▶ **DOCUMENT PASSAGE**
◆ ◆ ◆ ◆ ◆

Electric current, or electric energy to be more precise, is at the heart of what makes a progressive, advanced society tick. Demand for electricity is constantly growing, not least due to our increasing usage of information technology and telecommunications. Electric energy is generated through conversion of other forms of energy. Although the profile of renewable energy sources like wind and solar power is constantly rising at present there is no getting away from the need to generate at least some of the energy we require from fossil fuels. We expect the highest efficiency from power stations, so that the energy available in the fuel is converted with minimal losses to heat and electricity. The high process temperatures demand high-performance materials. And when it comes to developing and producing these materials, companies and research institutions regularly opt for the best mixing technology available on the market – i.e. for mixing technol-ogy from Eirich.

When it comes to ensuring reliable energy supplies, conventional power stations still have an integral role to play. Modern power stations not only need to be highly efficient and offer low emissions, but we also expect operational flexibility from them. For stationary plants that are intended to serve as power station reserves, the ability to start up at very short notice is extremely important; depending on the requirements of the situation, power generation needs to be switched on or shut down very quickly. These power stations run with gas turbines that are operated with e.g. oil or natural gas. The plants offer efficiency levels of up to approx. 40%. Better efficiency of up to around 60% is achieved in combined gas and steam power plants (combined cycle power plants).

◆ ◆ ◆ ◆ ◆

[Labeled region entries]
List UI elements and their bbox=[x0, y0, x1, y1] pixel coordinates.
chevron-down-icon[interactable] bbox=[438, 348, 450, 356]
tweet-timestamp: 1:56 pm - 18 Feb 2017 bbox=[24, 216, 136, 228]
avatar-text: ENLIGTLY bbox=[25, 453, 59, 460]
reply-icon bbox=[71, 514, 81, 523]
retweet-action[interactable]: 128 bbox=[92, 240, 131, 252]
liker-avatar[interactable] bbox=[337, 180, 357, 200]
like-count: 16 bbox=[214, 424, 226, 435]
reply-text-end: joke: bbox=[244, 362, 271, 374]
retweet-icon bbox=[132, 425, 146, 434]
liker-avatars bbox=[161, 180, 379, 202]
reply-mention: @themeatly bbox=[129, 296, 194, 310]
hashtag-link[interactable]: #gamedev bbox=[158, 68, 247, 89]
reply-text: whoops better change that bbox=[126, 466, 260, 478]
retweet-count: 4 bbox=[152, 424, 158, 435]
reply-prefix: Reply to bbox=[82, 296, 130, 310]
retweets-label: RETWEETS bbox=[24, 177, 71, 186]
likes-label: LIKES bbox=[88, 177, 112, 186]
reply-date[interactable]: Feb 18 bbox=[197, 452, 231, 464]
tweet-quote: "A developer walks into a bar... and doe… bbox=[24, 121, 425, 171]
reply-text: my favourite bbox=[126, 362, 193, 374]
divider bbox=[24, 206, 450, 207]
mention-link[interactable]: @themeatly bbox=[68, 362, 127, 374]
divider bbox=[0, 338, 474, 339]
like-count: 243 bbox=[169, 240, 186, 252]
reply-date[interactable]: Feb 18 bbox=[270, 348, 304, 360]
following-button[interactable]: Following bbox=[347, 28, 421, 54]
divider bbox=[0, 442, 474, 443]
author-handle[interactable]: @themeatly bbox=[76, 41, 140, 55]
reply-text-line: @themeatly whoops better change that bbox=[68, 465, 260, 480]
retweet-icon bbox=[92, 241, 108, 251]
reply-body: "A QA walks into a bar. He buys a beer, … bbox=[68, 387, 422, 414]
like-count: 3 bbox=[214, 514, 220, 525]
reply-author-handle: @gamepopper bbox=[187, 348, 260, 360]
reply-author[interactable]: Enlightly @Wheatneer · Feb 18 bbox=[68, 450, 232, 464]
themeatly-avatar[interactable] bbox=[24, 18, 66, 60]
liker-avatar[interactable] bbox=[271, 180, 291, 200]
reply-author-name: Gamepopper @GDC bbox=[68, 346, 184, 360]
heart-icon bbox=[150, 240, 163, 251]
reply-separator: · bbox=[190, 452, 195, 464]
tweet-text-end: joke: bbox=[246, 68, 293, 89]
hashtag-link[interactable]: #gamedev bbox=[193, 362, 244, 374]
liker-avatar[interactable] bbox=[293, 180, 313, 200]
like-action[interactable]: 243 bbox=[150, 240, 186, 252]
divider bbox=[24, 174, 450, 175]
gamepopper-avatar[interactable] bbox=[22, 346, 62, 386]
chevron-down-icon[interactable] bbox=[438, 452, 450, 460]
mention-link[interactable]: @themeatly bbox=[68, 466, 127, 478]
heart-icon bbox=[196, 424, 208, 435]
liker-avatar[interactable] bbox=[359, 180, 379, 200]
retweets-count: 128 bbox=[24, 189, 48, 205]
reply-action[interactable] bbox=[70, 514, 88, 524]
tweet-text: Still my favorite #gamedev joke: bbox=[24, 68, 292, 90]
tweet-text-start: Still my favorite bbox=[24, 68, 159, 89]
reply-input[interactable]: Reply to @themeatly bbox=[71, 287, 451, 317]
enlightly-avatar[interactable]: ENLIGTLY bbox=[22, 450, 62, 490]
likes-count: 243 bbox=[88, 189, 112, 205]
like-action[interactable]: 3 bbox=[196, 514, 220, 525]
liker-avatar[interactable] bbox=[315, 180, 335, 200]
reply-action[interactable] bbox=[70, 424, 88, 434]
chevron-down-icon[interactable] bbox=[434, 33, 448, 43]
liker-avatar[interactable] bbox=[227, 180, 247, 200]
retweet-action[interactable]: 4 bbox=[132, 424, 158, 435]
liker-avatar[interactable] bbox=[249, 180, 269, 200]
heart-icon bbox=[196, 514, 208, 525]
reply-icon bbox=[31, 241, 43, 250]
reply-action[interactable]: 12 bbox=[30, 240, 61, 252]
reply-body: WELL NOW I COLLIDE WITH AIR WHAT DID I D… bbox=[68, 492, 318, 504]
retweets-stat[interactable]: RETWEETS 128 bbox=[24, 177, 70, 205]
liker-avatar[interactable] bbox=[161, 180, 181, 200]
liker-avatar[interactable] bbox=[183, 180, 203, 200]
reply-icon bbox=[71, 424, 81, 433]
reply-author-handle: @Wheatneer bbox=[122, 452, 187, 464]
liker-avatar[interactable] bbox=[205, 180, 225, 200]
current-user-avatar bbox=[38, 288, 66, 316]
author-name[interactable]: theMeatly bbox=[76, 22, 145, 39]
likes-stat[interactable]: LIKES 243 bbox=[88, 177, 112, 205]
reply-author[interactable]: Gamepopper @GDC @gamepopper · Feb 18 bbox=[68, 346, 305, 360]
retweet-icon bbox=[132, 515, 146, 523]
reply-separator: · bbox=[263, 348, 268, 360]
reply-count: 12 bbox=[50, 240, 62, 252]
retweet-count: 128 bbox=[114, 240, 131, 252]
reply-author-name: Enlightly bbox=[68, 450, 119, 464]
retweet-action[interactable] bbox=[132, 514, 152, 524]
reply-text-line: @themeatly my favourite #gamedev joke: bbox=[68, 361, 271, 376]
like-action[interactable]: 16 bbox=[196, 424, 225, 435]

◆ ◆ ◆ ◆ ◆

▶ **EXERCISE REQUIREMENTS**
- A) In the power generation text, what efficiency do combined gas and steam power plants reach?
- B) Write the next part of the power generation text, picking up after its final sentence.

▶ **WRITTEN ANSWERS**
- A) Up to around 60%.

- B)
A gas turbine consists of a compressor, a combustion chamber, and a turbine. The compressor sucks in ambient air and directs it under high pressure into the combustion chamber, where fuel is injected and burned. The hot combustion gases flow at high speed into the turbine and cause it to spin, and this rotation is used to drive a power generator. In a combined cycle power plant, the still-hot exhaust gas is used to run a downstream steam turbine.

The combustion chambers are lined with high temperature-resistant ceramic elements. Combustion temperatures in excess of 1500°C demand high-performance refractory materials. The raw materials used in their production, such as aluminum oxide prepared in smelting or sintering processes, are hard (which is why they are also used as abrasive materials). The process of preparing the ceramic compounds requires a mixer with as few mixing tools as possible. Eirich invented such a mixer in 1924 as an evolution of the planetary mixer – with a rotating pan that transports the material being mixed to the mixing tools. This design layout keeps the transportation of the mix separate from the mixing process itself, meaning that fewer mixing tools are needed than with other mixers. As a result, the Eirich mixer is now the standard solution all around the world for the production of refractory materials. As well as laboratory mixers with a capacity of 1, 5, 10, and 40 liters, production mixers are available in sizes ranging from 75 to 3,000 liters. Larger sizes of mixer have not been needed to date in this industry. However, larger mixers are also available for other industries, such as a mixer with a usable volume of 12,000 liters for sintering processes.

Another feature that sets Eirich mixers aside from other mixers is the fact that the mixing tools can run faster without generating excessive friction or causing excessive wear on the mixing pan.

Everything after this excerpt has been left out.